■ **THE REQUEST**
The entries below contain pictures. Retype everything except those pictures, exactly as given.

■ **INFORMATION PROVIDED**
• • • • •

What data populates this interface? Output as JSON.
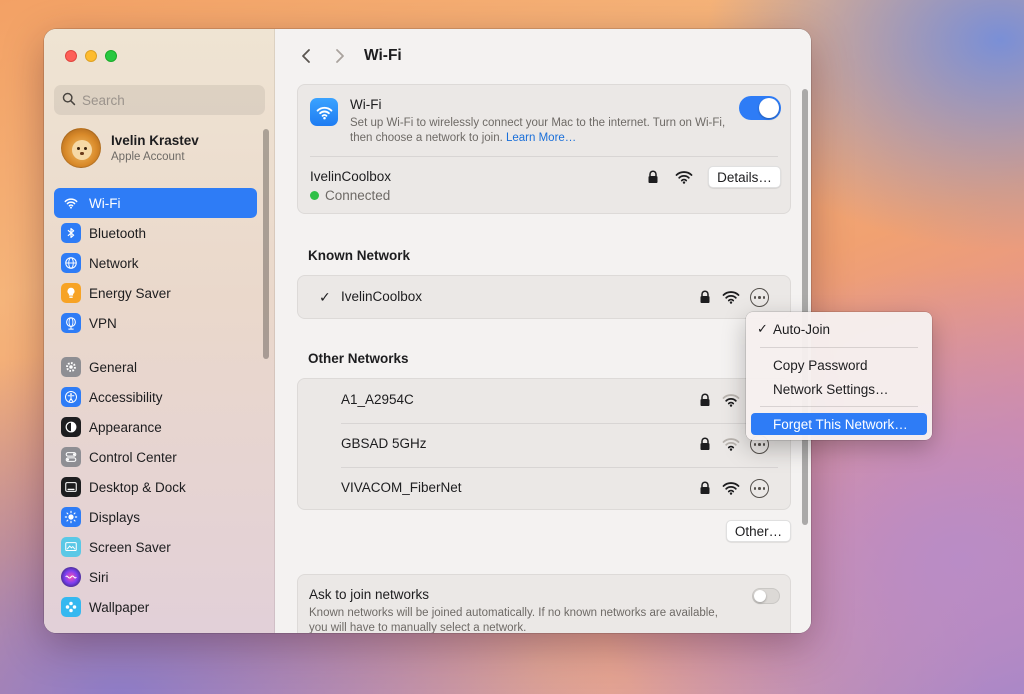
{
  "sidebar": {
    "search_placeholder": "Search",
    "account": {
      "name": "Ivelin Krastev",
      "subtitle": "Apple Account"
    },
    "items": [
      {
        "label": "Wi-Fi",
        "icon": "wifi-icon",
        "color": "#2e7cf6",
        "active": true
      },
      {
        "label": "Bluetooth",
        "icon": "bluetooth-icon",
        "color": "#2e7cf6"
      },
      {
        "label": "Network",
        "icon": "globe-icon",
        "color": "#2e7cf6"
      },
      {
        "label": "Energy Saver",
        "icon": "lightbulb-icon",
        "color": "#f7a325"
      },
      {
        "label": "VPN",
        "icon": "vpn-globe-icon",
        "color": "#2e7cf6"
      },
      {
        "label": "General",
        "icon": "gear-icon",
        "color": "#8e8e93"
      },
      {
        "label": "Accessibility",
        "icon": "accessibility-icon",
        "color": "#2e7cf6"
      },
      {
        "label": "Appearance",
        "icon": "appearance-icon",
        "color": "#1d1d1f"
      },
      {
        "label": "Control Center",
        "icon": "control-center-icon",
        "color": "#8e8e93"
      },
      {
        "label": "Desktop & Dock",
        "icon": "dock-icon",
        "color": "#1d1d1f"
      },
      {
        "label": "Displays",
        "icon": "sun-icon",
        "color": "#2e7cf6"
      },
      {
        "label": "Screen Saver",
        "icon": "screen-saver-icon",
        "color": "#5ac8e6"
      },
      {
        "label": "Siri",
        "icon": "siri-icon",
        "color": "#3a2a5a"
      },
      {
        "label": "Wallpaper",
        "icon": "wallpaper-icon",
        "color": "#35b8f0"
      }
    ]
  },
  "main": {
    "title": "Wi-Fi",
    "wifi": {
      "title": "Wi-Fi",
      "description": "Set up Wi-Fi to wirelessly connect your Mac to the internet. Turn on Wi-Fi, then choose a network to join.",
      "learn_more": "Learn More…",
      "enabled": true,
      "current_network": "IvelinCoolbox",
      "status": "Connected",
      "details_label": "Details…"
    },
    "known_title": "Known Network",
    "known": [
      {
        "name": "IvelinCoolbox",
        "checked": true,
        "locked": true
      }
    ],
    "other_title": "Other Networks",
    "other": [
      {
        "name": "A1_A2954C",
        "locked": true,
        "signal": "weak"
      },
      {
        "name": "GBSAD 5GHz",
        "locked": true,
        "signal": "weak"
      },
      {
        "name": "VIVACOM_FiberNet",
        "locked": true,
        "signal": "strong"
      }
    ],
    "other_button": "Other…",
    "ask": {
      "title": "Ask to join networks",
      "description": "Known networks will be joined automatically. If no known networks are available, you will have to manually select a network.",
      "enabled": false
    }
  },
  "context_menu": {
    "items": [
      {
        "label": "Auto-Join",
        "checked": true
      },
      {
        "label": "Copy Password"
      },
      {
        "label": "Network Settings…"
      },
      {
        "label": "Forget This Network…",
        "highlighted": true
      }
    ]
  },
  "colors": {
    "accent": "#2e7cf6",
    "connected": "#30c048"
  }
}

• • • • •

■ **FINAL RESULT**
What data populates this interface? Output as JSON.
{
  "sidebar": {
    "search_placeholder": "Search",
    "account": {
      "name": "Ivelin Krastev",
      "subtitle": "Apple Account"
    },
    "items": [
      {
        "label": "Wi-Fi",
        "icon": "wifi-icon",
        "color": "#2e7cf6",
        "active": true
      },
      {
        "label": "Bluetooth",
        "icon": "bluetooth-icon",
        "color": "#2e7cf6"
      },
      {
        "label": "Network",
        "icon": "globe-icon",
        "color": "#2e7cf6"
      },
      {
        "label": "Energy Saver",
        "icon": "lightbulb-icon",
        "color": "#f7a325"
      },
      {
        "label": "VPN",
        "icon": "vpn-globe-icon",
        "color": "#2e7cf6"
      },
      {
        "label": "General",
        "icon": "gear-icon",
        "color": "#8e8e93"
      },
      {
        "label": "Accessibility",
        "icon": "accessibility-icon",
        "color": "#2e7cf6"
      },
      {
        "label": "Appearance",
        "icon": "appearance-icon",
        "color": "#1d1d1f"
      },
      {
        "label": "Control Center",
        "icon": "control-center-icon",
        "color": "#8e8e93"
      },
      {
        "label": "Desktop & Dock",
        "icon": "dock-icon",
        "color": "#1d1d1f"
      },
      {
        "label": "Displays",
        "icon": "sun-icon",
        "color": "#2e7cf6"
      },
      {
        "label": "Screen Saver",
        "icon": "screen-saver-icon",
        "color": "#5ac8e6"
      },
      {
        "label": "Siri",
        "icon": "siri-icon",
        "color": "#3a2a5a"
      },
      {
        "label": "Wallpaper",
        "icon": "wallpaper-icon",
        "color": "#35b8f0"
      }
    ]
  },
  "main": {
    "title": "Wi-Fi",
    "wifi": {
      "title": "Wi-Fi",
      "description": "Set up Wi-Fi to wirelessly connect your Mac to the internet. Turn on Wi-Fi, then choose a network to join.",
      "learn_more": "Learn More…",
      "enabled": true,
      "current_network": "IvelinCoolbox",
      "status": "Connected",
      "details_label": "Details…"
    },
    "known_title": "Known Network",
    "known": [
      {
        "name": "IvelinCoolbox",
        "checked": true,
        "locked": true
      }
    ],
    "other_title": "Other Networks",
    "other": [
      {
        "name": "A1_A2954C",
        "locked": true,
        "signal": "weak"
      },
      {
        "name": "GBSAD 5GHz",
        "locked": true,
        "signal": "weak"
      },
      {
        "name": "VIVACOM_FiberNet",
        "locked": true,
        "signal": "strong"
      }
    ],
    "other_button": "Other…",
    "ask": {
      "title": "Ask to join networks",
      "description": "Known networks will be joined automatically. If no known networks are available, you will have to manually select a network.",
      "enabled": false
    }
  },
  "context_menu": {
    "items": [
      {
        "label": "Auto-Join",
        "checked": true
      },
      {
        "label": "Copy Password"
      },
      {
        "label": "Network Settings…"
      },
      {
        "label": "Forget This Network…",
        "highlighted": true
      }
    ]
  },
  "colors": {
    "accent": "#2e7cf6",
    "connected": "#30c048"
  }
}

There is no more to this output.